● TASK PROMPT
All entries below are to be set down again, identical to the source.

━━ TASK INPUT

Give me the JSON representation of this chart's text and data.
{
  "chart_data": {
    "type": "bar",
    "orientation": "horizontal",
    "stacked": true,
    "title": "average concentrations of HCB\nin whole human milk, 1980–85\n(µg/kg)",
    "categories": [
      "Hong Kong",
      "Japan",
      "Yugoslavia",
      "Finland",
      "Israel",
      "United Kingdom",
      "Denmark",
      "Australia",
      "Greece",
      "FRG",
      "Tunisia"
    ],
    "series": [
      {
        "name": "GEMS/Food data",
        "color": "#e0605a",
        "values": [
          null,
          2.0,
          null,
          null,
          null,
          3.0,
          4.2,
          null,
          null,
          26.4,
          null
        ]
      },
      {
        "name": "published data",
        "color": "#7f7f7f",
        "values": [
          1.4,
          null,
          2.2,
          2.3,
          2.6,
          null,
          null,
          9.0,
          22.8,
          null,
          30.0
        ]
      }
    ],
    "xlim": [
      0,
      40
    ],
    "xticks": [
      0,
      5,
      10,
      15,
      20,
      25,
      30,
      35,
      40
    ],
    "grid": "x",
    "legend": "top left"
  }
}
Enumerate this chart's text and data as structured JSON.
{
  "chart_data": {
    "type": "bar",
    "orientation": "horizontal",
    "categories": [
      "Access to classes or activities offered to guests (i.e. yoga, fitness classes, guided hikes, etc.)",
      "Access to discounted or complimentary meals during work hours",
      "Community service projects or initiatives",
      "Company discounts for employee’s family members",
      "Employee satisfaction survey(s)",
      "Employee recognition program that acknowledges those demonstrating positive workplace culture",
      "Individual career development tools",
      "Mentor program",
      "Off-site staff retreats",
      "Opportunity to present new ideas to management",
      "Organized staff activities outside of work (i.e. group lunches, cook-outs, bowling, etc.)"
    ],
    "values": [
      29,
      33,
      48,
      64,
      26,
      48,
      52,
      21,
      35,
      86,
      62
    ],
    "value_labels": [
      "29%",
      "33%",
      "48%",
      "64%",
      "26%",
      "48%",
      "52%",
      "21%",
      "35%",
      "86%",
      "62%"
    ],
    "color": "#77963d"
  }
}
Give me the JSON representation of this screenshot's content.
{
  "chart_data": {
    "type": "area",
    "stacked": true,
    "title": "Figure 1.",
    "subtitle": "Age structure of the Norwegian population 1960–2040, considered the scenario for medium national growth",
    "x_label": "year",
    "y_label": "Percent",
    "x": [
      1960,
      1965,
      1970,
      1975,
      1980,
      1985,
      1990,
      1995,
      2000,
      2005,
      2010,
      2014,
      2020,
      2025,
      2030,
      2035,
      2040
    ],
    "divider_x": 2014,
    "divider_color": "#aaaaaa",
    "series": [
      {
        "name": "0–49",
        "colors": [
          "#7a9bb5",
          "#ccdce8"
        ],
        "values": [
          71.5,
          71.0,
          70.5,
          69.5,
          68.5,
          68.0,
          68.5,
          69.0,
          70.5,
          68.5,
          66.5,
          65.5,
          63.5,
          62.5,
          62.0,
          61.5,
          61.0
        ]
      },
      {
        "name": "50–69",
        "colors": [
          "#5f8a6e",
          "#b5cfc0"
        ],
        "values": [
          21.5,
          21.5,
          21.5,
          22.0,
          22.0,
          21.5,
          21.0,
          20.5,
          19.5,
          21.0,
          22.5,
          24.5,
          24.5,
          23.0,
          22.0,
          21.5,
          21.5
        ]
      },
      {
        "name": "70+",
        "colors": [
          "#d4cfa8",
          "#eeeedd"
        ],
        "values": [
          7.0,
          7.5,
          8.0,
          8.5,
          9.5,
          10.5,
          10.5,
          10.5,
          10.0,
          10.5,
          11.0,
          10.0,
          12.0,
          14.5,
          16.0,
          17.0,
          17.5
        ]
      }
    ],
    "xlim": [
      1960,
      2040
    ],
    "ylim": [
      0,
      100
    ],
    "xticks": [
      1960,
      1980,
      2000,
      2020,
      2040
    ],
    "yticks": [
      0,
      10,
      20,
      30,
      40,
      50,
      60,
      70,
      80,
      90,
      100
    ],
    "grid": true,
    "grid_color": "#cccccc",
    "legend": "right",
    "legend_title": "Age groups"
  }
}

━━━━

● EXPECTED ANSWER
Give me the JSON representation of this chart's text and data.
{
  "chart_data": {
    "type": "bar",
    "orientation": "horizontal",
    "stacked": true,
    "title": "average concentrations of HCB\nin whole human milk, 1980–85\n(µg/kg)",
    "categories": [
      "Hong Kong",
      "Japan",
      "Yugoslavia",
      "Finland",
      "Israel",
      "United Kingdom",
      "Denmark",
      "Australia",
      "Greece",
      "FRG",
      "Tunisia"
    ],
    "series": [
      {
        "name": "GEMS/Food data",
        "color": "#e0605a",
        "values": [
          null,
          2.0,
          null,
          null,
          null,
          3.0,
          4.2,
          null,
          null,
          26.4,
          null
        ]
      },
      {
        "name": "published data",
        "color": "#7f7f7f",
        "values": [
          1.4,
          null,
          2.2,
          2.3,
          2.6,
          null,
          null,
          9.0,
          22.8,
          null,
          30.0
        ]
      }
    ],
    "xlim": [
      0,
      40
    ],
    "xticks": [
      0,
      5,
      10,
      15,
      20,
      25,
      30,
      35,
      40
    ],
    "grid": "x",
    "legend": "top left"
  }
}
Enumerate this chart's text and data as structured JSON.
{
  "chart_data": {
    "type": "bar",
    "orientation": "horizontal",
    "categories": [
      "Access to classes or activities offered to guests (i.e. yoga, fitness classes, guided hikes, etc.)",
      "Access to discounted or complimentary meals during work hours",
      "Community service projects or initiatives",
      "Company discounts for employee’s family members",
      "Employee satisfaction survey(s)",
      "Employee recognition program that acknowledges those demonstrating positive workplace culture",
      "Individual career development tools",
      "Mentor program",
      "Off-site staff retreats",
      "Opportunity to present new ideas to management",
      "Organized staff activities outside of work (i.e. group lunches, cook-outs, bowling, etc.)"
    ],
    "values": [
      29,
      33,
      48,
      64,
      26,
      48,
      52,
      21,
      35,
      86,
      62
    ],
    "value_labels": [
      "29%",
      "33%",
      "48%",
      "64%",
      "26%",
      "48%",
      "52%",
      "21%",
      "35%",
      "86%",
      "62%"
    ],
    "color": "#77963d"
  }
}
Give me the JSON representation of this screenshot's content.
{
  "chart_data": {
    "type": "area",
    "stacked": true,
    "title": "Figure 1.",
    "subtitle": "Age structure of the Norwegian population 1960–2040, considered the scenario for medium national growth",
    "x_label": "year",
    "y_label": "Percent",
    "x": [
      1960,
      1965,
      1970,
      1975,
      1980,
      1985,
      1990,
      1995,
      2000,
      2005,
      2010,
      2014,
      2020,
      2025,
      2030,
      2035,
      2040
    ],
    "divider_x": 2014,
    "divider_color": "#aaaaaa",
    "series": [
      {
        "name": "0–49",
        "colors": [
          "#7a9bb5",
          "#ccdce8"
        ],
        "values": [
          71.5,
          71.0,
          70.5,
          69.5,
          68.5,
          68.0,
          68.5,
          69.0,
          70.5,
          68.5,
          66.5,
          65.5,
          63.5,
          62.5,
          62.0,
          61.5,
          61.0
        ]
      },
      {
        "name": "50–69",
        "colors": [
          "#5f8a6e",
          "#b5cfc0"
        ],
        "values": [
          21.5,
          21.5,
          21.5,
          22.0,
          22.0,
          21.5,
          21.0,
          20.5,
          19.5,
          21.0,
          22.5,
          24.5,
          24.5,
          23.0,
          22.0,
          21.5,
          21.5
        ]
      },
      {
        "name": "70+",
        "colors": [
          "#d4cfa8",
          "#eeeedd"
        ],
        "values": [
          7.0,
          7.5,
          8.0,
          8.5,
          9.5,
          10.5,
          10.5,
          10.5,
          10.0,
          10.5,
          11.0,
          10.0,
          12.0,
          14.5,
          16.0,
          17.0,
          17.5
        ]
      }
    ],
    "xlim": [
      1960,
      2040
    ],
    "ylim": [
      0,
      100
    ],
    "xticks": [
      1960,
      1980,
      2000,
      2020,
      2040
    ],
    "yticks": [
      0,
      10,
      20,
      30,
      40,
      50,
      60,
      70,
      80,
      90,
      100
    ],
    "grid": true,
    "grid_color": "#cccccc",
    "legend": "right",
    "legend_title": "Age groups"
  }
}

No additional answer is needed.